▶ **RECORD SET**:

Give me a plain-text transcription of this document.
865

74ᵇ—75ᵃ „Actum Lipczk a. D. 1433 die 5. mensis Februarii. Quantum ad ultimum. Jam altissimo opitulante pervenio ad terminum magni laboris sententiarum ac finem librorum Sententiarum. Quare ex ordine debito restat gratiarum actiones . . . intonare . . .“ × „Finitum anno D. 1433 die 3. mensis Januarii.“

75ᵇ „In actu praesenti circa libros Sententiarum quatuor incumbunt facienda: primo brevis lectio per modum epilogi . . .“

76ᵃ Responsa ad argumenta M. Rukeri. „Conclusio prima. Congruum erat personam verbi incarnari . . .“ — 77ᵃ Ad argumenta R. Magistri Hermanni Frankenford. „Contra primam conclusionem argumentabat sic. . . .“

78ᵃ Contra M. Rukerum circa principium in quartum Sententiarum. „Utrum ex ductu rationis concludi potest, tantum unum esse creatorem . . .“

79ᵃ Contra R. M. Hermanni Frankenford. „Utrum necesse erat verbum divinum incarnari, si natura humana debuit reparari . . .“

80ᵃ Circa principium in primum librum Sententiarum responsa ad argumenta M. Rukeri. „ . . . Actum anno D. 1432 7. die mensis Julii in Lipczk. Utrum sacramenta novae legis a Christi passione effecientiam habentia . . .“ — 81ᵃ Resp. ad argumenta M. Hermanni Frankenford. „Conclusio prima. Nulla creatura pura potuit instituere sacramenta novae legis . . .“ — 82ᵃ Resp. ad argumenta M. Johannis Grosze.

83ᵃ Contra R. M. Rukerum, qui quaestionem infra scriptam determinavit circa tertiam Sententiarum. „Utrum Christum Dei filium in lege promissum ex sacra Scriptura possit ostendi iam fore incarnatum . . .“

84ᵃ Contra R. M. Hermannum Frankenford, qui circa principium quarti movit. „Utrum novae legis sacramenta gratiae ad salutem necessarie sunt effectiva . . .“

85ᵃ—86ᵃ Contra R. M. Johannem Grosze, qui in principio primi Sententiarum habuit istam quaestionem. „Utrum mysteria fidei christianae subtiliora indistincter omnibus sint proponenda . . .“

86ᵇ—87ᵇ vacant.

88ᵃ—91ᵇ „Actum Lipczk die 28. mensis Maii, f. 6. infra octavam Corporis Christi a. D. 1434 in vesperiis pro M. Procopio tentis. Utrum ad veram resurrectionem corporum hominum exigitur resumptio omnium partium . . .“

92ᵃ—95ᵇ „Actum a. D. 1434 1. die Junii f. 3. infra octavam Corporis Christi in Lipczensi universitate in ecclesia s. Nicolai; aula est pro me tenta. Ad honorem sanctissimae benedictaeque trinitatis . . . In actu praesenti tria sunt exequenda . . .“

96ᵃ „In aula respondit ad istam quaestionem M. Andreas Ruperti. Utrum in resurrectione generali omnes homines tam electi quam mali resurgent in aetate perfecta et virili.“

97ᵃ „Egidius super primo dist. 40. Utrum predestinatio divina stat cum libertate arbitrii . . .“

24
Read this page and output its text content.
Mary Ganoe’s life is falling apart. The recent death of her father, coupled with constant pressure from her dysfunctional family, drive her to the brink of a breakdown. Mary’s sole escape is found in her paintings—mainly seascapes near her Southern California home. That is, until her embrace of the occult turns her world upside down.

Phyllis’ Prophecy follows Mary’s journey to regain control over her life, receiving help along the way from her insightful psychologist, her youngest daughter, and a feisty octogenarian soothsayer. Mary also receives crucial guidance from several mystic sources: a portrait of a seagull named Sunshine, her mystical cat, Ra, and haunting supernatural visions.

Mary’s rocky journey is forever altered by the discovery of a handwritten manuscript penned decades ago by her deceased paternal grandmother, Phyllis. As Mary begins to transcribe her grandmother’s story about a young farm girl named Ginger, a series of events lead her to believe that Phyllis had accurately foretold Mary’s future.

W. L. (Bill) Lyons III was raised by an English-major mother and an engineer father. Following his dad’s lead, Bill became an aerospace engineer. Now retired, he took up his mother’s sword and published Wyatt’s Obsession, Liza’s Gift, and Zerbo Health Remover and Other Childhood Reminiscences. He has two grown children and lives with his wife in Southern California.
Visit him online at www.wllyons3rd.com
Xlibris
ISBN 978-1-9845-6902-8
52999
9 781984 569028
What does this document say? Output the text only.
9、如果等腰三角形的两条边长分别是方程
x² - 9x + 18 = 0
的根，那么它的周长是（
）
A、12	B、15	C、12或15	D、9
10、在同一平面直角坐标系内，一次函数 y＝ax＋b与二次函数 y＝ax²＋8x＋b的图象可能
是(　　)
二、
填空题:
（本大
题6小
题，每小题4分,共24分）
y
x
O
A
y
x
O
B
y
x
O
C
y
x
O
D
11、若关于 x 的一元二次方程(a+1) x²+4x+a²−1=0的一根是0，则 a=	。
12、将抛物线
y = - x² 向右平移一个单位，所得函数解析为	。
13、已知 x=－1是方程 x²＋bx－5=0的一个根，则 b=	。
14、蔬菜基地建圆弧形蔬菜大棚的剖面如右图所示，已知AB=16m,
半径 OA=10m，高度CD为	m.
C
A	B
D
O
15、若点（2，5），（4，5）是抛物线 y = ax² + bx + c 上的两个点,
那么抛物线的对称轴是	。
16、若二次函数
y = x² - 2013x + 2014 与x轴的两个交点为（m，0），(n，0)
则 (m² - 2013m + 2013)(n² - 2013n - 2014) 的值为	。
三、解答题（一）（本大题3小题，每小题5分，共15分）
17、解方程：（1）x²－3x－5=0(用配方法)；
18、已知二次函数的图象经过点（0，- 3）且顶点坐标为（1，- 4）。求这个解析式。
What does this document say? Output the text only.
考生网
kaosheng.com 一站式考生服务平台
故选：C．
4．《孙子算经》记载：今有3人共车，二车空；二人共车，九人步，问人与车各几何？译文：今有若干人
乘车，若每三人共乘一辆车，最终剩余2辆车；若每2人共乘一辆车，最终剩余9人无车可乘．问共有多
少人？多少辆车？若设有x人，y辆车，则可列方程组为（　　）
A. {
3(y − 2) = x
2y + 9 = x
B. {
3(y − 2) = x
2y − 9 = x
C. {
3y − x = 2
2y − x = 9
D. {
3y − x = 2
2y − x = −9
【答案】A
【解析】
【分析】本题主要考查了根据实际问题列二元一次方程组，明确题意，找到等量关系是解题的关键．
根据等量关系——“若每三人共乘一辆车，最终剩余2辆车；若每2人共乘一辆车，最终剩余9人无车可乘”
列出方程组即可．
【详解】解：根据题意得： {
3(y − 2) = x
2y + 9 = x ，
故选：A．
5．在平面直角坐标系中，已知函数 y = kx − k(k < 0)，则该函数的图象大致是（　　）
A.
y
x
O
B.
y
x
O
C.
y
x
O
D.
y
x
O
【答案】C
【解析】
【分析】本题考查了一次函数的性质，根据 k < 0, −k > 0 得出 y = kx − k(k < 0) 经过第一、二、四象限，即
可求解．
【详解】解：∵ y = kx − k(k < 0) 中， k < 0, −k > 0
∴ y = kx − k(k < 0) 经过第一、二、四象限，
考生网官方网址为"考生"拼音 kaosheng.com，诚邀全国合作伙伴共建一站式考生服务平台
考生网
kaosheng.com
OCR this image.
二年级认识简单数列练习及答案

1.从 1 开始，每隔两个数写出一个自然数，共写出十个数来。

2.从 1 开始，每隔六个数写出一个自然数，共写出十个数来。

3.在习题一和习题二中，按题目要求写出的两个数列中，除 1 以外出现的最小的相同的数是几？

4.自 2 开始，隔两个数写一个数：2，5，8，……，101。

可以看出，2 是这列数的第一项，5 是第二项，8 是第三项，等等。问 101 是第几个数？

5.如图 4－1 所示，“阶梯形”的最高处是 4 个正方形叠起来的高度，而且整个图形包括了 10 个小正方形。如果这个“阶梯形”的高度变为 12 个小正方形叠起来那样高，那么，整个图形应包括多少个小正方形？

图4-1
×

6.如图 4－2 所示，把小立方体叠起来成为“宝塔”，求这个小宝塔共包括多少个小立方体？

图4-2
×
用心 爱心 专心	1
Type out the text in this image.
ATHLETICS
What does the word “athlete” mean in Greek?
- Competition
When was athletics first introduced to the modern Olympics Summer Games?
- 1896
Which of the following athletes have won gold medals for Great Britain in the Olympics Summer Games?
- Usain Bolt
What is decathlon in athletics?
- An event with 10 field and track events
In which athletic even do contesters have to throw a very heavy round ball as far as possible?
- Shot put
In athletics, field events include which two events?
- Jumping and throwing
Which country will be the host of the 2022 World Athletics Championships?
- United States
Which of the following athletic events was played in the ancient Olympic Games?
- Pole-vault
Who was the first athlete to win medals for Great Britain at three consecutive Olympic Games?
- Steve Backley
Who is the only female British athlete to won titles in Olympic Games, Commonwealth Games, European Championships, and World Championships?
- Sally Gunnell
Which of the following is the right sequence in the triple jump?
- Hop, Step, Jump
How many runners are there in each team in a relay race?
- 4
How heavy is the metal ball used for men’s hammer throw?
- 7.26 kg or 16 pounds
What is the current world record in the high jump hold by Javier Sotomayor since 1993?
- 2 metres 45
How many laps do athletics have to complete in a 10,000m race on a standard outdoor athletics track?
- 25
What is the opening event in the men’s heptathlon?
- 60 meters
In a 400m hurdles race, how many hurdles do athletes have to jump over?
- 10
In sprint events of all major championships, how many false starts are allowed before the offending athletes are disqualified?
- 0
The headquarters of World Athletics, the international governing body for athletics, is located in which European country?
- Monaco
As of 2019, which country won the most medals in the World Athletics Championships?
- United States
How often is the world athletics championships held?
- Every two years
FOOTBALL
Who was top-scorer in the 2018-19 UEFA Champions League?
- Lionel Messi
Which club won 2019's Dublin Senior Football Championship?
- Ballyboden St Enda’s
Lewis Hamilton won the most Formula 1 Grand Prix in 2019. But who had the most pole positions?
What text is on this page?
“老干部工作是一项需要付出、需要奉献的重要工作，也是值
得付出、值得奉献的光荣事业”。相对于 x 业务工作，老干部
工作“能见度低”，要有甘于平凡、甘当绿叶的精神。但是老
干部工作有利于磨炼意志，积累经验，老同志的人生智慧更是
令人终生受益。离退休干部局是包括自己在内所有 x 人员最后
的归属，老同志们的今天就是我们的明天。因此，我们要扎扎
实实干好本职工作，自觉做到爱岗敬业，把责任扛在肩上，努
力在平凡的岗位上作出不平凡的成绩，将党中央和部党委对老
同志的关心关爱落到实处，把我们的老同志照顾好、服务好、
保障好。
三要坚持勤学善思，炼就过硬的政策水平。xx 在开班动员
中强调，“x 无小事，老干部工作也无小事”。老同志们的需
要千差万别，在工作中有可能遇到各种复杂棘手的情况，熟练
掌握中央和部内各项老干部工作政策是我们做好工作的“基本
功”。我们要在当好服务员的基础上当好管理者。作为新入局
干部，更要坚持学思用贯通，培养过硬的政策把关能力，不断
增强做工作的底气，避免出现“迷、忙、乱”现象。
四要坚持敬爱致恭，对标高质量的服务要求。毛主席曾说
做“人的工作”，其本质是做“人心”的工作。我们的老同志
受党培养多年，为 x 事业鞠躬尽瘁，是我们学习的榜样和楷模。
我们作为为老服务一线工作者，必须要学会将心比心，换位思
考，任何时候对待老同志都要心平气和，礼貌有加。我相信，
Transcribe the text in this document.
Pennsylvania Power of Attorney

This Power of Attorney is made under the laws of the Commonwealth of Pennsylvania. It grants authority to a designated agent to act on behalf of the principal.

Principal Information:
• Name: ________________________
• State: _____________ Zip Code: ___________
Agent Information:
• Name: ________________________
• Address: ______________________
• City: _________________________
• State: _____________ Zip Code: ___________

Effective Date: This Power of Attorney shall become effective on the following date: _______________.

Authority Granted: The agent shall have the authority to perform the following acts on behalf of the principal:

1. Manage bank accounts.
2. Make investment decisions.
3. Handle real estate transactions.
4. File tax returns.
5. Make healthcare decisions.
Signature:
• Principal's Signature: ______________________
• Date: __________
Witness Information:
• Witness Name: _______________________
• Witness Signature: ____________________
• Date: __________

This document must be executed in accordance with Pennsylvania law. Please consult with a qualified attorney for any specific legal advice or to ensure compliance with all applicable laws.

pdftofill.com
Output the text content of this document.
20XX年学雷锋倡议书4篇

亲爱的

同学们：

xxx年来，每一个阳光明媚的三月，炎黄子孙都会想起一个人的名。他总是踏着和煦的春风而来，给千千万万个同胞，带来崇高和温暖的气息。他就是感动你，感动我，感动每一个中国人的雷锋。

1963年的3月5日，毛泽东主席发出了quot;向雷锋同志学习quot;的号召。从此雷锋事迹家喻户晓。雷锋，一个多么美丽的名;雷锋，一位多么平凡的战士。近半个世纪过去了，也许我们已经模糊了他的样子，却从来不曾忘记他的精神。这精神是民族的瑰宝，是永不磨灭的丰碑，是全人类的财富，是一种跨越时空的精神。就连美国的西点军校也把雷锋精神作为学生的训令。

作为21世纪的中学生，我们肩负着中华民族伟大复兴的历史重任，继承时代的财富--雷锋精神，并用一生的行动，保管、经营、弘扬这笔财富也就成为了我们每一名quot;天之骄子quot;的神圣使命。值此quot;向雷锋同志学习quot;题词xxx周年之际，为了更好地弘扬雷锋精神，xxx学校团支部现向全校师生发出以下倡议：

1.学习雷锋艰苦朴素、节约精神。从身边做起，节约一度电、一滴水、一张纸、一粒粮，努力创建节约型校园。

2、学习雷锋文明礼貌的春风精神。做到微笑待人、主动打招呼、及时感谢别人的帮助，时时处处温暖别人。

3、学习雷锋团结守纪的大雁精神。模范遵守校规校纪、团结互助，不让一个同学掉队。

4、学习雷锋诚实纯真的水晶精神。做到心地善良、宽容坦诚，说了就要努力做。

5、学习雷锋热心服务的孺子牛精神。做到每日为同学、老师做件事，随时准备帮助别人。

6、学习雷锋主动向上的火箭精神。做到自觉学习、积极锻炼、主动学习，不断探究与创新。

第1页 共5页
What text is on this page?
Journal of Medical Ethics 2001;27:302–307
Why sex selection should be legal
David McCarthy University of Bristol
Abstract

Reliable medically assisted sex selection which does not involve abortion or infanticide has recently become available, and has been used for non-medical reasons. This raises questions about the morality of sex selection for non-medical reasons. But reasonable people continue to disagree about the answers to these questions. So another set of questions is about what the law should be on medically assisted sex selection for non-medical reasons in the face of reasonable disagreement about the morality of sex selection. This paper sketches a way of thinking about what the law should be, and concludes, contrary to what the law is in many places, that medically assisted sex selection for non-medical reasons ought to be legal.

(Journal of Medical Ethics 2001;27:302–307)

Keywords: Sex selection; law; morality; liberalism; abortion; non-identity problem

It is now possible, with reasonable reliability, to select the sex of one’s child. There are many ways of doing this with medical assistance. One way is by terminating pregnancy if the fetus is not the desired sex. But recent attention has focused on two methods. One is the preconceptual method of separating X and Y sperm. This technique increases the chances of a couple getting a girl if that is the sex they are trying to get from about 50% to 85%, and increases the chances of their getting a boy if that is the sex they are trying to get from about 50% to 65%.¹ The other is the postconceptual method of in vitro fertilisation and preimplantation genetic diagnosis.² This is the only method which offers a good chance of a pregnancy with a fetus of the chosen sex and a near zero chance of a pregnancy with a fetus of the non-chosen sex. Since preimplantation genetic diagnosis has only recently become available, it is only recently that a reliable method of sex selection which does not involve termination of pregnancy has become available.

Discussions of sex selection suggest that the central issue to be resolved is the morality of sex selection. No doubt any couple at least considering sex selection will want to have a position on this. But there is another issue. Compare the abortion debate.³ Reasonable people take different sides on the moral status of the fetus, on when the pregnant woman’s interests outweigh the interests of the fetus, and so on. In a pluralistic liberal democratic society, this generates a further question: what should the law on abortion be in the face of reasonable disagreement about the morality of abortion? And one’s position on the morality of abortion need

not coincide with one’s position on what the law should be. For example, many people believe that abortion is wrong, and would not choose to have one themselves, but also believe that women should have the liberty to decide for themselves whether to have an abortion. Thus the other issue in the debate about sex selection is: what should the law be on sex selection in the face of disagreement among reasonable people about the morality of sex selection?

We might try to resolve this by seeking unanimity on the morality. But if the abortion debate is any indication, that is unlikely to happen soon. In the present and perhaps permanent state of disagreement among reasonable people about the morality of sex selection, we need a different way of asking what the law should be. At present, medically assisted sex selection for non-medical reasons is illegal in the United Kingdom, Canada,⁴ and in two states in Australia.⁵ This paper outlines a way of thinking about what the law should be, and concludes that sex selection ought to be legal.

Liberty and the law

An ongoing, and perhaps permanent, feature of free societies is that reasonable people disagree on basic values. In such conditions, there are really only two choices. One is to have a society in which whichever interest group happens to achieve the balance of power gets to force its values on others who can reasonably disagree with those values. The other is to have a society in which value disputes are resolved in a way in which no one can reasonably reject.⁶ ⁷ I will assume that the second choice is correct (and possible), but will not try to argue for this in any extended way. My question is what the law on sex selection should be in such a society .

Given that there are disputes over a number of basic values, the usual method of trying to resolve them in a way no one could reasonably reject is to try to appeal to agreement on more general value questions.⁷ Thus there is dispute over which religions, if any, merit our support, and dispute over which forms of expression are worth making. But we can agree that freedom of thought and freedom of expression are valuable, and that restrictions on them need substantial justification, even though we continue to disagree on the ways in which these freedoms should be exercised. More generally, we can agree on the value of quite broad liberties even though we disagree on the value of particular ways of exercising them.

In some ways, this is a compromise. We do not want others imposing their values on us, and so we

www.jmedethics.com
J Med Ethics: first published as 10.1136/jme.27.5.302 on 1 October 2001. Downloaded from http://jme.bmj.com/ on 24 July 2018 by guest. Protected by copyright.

▶ **AIM OF THE EXERCISE**: Pick each line holding the word "sunt" out of the listing.

▶ **FINAL RESULT**:
84ᵃ Contra R. M. Hermannum Frankenford, qui circa principium quarti movit. „Utrum novae legis sacramenta gratiae ad salutem necessarie sunt effectiva . . .“
92ᵃ—95ᵇ „Actum a. D. 1434 1. die Junii f. 3. infra octavam Corporis Christi in Lipczensi universitate in ecclesia s. Nicolai; aula est pro me tenta. Ad honorem sanctissimae benedictaeque trinitatis . . . In actu praesenti tria sunt exequenda . . .“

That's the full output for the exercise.